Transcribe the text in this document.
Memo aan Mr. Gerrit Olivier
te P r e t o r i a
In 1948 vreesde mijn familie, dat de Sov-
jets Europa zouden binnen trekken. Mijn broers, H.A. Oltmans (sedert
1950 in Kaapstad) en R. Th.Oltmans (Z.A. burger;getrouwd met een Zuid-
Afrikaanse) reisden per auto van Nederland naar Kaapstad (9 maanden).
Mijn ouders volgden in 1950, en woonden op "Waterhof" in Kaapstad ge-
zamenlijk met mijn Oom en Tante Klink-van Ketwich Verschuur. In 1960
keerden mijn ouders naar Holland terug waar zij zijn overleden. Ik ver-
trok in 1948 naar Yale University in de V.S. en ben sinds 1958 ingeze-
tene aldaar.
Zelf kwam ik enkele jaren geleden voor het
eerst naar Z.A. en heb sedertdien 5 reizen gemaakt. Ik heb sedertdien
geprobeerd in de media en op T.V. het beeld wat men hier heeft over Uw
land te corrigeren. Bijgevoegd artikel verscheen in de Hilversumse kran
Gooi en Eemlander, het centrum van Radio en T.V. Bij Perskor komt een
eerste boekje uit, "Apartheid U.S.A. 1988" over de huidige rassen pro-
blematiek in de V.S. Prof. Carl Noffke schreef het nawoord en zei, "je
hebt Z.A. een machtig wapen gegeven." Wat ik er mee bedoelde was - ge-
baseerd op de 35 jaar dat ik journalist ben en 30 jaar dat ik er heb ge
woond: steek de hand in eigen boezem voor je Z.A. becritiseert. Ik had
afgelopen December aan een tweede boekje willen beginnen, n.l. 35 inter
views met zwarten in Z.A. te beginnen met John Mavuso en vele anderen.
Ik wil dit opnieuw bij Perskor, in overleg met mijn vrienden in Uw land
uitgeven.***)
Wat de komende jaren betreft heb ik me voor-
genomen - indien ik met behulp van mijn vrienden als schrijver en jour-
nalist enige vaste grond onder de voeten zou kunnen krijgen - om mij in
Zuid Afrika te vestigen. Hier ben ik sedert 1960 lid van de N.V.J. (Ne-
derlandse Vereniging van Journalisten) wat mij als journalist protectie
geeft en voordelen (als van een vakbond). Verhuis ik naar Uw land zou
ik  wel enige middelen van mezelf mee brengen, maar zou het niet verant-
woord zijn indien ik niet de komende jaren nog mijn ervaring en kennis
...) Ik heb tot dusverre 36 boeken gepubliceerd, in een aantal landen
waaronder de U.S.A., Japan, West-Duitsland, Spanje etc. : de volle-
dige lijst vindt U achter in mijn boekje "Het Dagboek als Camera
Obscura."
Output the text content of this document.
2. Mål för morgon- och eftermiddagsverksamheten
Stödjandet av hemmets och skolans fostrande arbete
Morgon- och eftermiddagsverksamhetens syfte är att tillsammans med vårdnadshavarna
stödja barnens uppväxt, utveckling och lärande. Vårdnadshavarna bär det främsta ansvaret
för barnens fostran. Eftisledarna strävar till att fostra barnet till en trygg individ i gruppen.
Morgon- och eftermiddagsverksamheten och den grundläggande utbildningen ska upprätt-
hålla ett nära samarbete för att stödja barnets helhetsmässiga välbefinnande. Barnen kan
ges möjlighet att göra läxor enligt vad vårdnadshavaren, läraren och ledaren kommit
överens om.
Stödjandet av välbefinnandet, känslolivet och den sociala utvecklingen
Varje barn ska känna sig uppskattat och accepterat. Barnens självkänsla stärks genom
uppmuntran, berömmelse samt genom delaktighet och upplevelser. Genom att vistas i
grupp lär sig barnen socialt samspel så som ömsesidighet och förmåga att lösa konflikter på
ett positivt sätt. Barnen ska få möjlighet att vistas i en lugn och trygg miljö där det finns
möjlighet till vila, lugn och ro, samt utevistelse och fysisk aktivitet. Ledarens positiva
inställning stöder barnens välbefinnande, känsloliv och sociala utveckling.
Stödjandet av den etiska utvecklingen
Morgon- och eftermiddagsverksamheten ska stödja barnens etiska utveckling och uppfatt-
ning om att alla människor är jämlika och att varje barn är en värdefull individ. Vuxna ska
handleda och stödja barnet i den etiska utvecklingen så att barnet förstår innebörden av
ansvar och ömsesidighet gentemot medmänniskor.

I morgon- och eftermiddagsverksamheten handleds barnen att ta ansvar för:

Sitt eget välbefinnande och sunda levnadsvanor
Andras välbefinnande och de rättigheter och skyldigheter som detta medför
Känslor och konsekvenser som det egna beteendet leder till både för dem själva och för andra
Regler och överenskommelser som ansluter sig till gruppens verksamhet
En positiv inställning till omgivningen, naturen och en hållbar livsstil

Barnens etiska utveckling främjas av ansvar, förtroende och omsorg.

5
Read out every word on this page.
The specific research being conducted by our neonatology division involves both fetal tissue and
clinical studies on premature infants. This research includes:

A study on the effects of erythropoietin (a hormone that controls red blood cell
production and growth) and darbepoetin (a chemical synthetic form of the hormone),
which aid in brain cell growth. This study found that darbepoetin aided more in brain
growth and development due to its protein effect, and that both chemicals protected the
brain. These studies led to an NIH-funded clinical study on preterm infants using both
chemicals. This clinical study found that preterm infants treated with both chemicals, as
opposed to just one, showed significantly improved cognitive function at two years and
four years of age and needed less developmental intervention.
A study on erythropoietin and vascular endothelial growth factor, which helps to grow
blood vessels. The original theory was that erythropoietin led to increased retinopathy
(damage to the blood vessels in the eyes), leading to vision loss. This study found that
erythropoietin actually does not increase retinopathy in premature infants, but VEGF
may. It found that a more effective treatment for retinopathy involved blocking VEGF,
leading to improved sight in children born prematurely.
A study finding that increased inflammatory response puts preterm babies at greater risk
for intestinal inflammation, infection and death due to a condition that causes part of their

Exercise directions: Retype the data precisely.

Solved problem:
Transcribe the text in this document.
Memo aan Mr. Gerrit Olivier
te P r e t o r i a
In 1948 vreesde mijn familie, dat de Sov-
jets Europa zouden binnen trekken. Mijn broers, H.A. Oltmans (sedert
1950 in Kaapstad) en R. Th.Oltmans (Z.A. burger;getrouwd met een Zuid-
Afrikaanse) reisden per auto van Nederland naar Kaapstad (9 maanden).
Mijn ouders volgden in 1950, en woonden op "Waterhof" in Kaapstad ge-
zamenlijk met mijn Oom en Tante Klink-van Ketwich Verschuur. In 1960
keerden mijn ouders naar Holland terug waar zij zijn overleden. Ik ver-
trok in 1948 naar Yale University in de V.S. en ben sinds 1958 ingeze-
tene aldaar.
Zelf kwam ik enkele jaren geleden voor het
eerst naar Z.A. en heb sedertdien 5 reizen gemaakt. Ik heb sedertdien
geprobeerd in de media en op T.V. het beeld wat men hier heeft over Uw
land te corrigeren. Bijgevoegd artikel verscheen in de Hilversumse kran
Gooi en Eemlander, het centrum van Radio en T.V. Bij Perskor komt een
eerste boekje uit, "Apartheid U.S.A. 1988" over de huidige rassen pro-
blematiek in de V.S. Prof. Carl Noffke schreef het nawoord en zei, "je
hebt Z.A. een machtig wapen gegeven." Wat ik er mee bedoelde was - ge-
baseerd op de 35 jaar dat ik journalist ben en 30 jaar dat ik er heb ge
woond: steek de hand in eigen boezem voor je Z.A. becritiseert. Ik had
afgelopen December aan een tweede boekje willen beginnen, n.l. 35 inter
views met zwarten in Z.A. te beginnen met John Mavuso en vele anderen.
Ik wil dit opnieuw bij Perskor, in overleg met mijn vrienden in Uw land
uitgeven.***)
Wat de komende jaren betreft heb ik me voor-
genomen - indien ik met behulp van mijn vrienden als schrijver en jour-
nalist enige vaste grond onder de voeten zou kunnen krijgen - om mij in
Zuid Afrika te vestigen. Hier ben ik sedert 1960 lid van de N.V.J. (Ne-
derlandse Vereniging van Journalisten) wat mij als journalist protectie
geeft en voordelen (als van een vakbond). Verhuis ik naar Uw land zou
ik  wel enige middelen van mezelf mee brengen, maar zou het niet verant-
woord zijn indien ik niet de komende jaren nog mijn ervaring en kennis
...) Ik heb tot dusverre 36 boeken gepubliceerd, in een aantal landen
waaronder de U.S.A., Japan, West-Duitsland, Spanje etc. : de volle-
dige lijst vindt U achter in mijn boekje "Het Dagboek als Camera
Obscura."
Output the text content of this document.
2. Mål för morgon- och eftermiddagsverksamheten
Stödjandet av hemmets och skolans fostrande arbete
Morgon- och eftermiddagsverksamhetens syfte är att tillsammans med vårdnadshavarna
stödja barnens uppväxt, utveckling och lärande. Vårdnadshavarna bär det främsta ansvaret
för barnens fostran. Eftisledarna strävar till att fostra barnet till en trygg individ i gruppen.
Morgon- och eftermiddagsverksamheten och den grundläggande utbildningen ska upprätt-
hålla ett nära samarbete för att stödja barnets helhetsmässiga välbefinnande. Barnen kan
ges möjlighet att göra läxor enligt vad vårdnadshavaren, läraren och ledaren kommit
överens om.
Stödjandet av välbefinnandet, känslolivet och den sociala utvecklingen
Varje barn ska känna sig uppskattat och accepterat. Barnens självkänsla stärks genom
uppmuntran, berömmelse samt genom delaktighet och upplevelser. Genom att vistas i
grupp lär sig barnen socialt samspel så som ömsesidighet och förmåga att lösa konflikter på
ett positivt sätt. Barnen ska få möjlighet att vistas i en lugn och trygg miljö där det finns
möjlighet till vila, lugn och ro, samt utevistelse och fysisk aktivitet. Ledarens positiva
inställning stöder barnens välbefinnande, känsloliv och sociala utveckling.
Stödjandet av den etiska utvecklingen
Morgon- och eftermiddagsverksamheten ska stödja barnens etiska utveckling och uppfatt-
ning om att alla människor är jämlika och att varje barn är en värdefull individ. Vuxna ska
handleda och stödja barnet i den etiska utvecklingen så att barnet förstår innebörden av
ansvar och ömsesidighet gentemot medmänniskor.

I morgon- och eftermiddagsverksamheten handleds barnen att ta ansvar för:

Sitt eget välbefinnande och sunda levnadsvanor
Andras välbefinnande och de rättigheter och skyldigheter som detta medför
Känslor och konsekvenser som det egna beteendet leder till både för dem själva och för andra
Regler och överenskommelser som ansluter sig till gruppens verksamhet
En positiv inställning till omgivningen, naturen och en hållbar livsstil

Barnens etiska utveckling främjas av ansvar, förtroende och omsorg.

5
Read out every word on this page.
The specific research being conducted by our neonatology division involves both fetal tissue and
clinical studies on premature infants. This research includes:

A study on the effects of erythropoietin (a hormone that controls red blood cell
production and growth) and darbepoetin (a chemical synthetic form of the hormone),
which aid in brain cell growth. This study found that darbepoetin aided more in brain
growth and development due to its protein effect, and that both chemicals protected the
brain. These studies led to an NIH-funded clinical study on preterm infants using both
chemicals. This clinical study found that preterm infants treated with both chemicals, as
opposed to just one, showed significantly improved cognitive function at two years and
four years of age and needed less developmental intervention.
A study on erythropoietin and vascular endothelial growth factor, which helps to grow
blood vessels. The original theory was that erythropoietin led to increased retinopathy
(damage to the blood vessels in the eyes), leading to vision loss. This study found that
erythropoietin actually does not increase retinopathy in premature infants, but VEGF
may. It found that a more effective treatment for retinopathy involved blocking VEGF,
leading to improved sight in children born prematurely.
A study finding that increased inflammatory response puts preterm babies at greater risk
for intestinal inflammation, infection and death due to a condition that causes part of their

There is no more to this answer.